(Recorded data)
○ ○ ○ ○ ○

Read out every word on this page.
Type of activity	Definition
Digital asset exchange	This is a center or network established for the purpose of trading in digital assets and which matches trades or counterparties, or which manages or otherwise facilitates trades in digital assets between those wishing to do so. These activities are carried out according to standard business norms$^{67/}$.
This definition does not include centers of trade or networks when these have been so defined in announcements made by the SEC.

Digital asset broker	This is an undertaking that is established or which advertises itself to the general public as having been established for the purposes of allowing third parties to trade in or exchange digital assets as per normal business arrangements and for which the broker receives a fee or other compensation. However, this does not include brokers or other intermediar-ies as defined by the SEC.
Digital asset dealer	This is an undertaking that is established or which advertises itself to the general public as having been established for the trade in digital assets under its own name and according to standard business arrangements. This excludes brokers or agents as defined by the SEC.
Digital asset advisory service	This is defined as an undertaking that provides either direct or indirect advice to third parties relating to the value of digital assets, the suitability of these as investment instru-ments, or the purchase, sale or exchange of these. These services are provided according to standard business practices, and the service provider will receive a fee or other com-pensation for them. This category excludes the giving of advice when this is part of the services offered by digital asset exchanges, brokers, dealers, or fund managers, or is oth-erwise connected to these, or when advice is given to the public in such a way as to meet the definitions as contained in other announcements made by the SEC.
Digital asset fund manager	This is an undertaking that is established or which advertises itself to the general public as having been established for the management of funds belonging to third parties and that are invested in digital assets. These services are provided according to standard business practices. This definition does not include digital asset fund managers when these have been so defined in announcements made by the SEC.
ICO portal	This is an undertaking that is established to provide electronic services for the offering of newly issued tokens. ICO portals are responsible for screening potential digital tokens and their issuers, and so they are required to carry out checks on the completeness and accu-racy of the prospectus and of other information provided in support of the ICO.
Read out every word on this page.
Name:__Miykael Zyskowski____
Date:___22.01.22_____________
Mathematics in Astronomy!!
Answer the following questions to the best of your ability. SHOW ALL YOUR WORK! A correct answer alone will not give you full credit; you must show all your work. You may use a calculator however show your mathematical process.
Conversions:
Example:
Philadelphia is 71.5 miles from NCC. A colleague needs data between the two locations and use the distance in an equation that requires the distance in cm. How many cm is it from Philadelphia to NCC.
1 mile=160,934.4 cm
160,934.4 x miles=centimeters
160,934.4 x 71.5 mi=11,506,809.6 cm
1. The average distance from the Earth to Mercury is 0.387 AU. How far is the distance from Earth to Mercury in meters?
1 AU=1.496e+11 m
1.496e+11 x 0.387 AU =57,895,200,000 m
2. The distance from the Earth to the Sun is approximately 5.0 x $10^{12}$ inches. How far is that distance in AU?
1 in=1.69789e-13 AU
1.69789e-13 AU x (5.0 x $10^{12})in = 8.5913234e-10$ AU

○ ○ ○ ○ ○

> _What is needed_: Which lines include the word "fund"? List them all.

> _Result_:
Digital asset advisory service	This is defined as an undertaking that provides either direct or indirect advice to third parties relating to the value of digital assets, the suitability of these as investment instru-ments, or the purchase, sale or exchange of these. These services are provided according to standard business practices, and the service provider will receive a fee or other com-pensation for them. This category excludes the giving of advice when this is part of the services offered by digital asset exchanges, brokers, dealers, or fund managers, or is oth-erwise connected to these, or when advice is given to the public in such a way as to meet the definitions as contained in other announcements made by the SEC.
Digital asset fund manager	This is an undertaking that is established or which advertises itself to the general public as having been established for the management of funds belonging to third parties and that are invested in digital assets. These services are provided according to standard business practices. This definition does not include digital asset fund managers when these have been so defined in announcements made by the SEC.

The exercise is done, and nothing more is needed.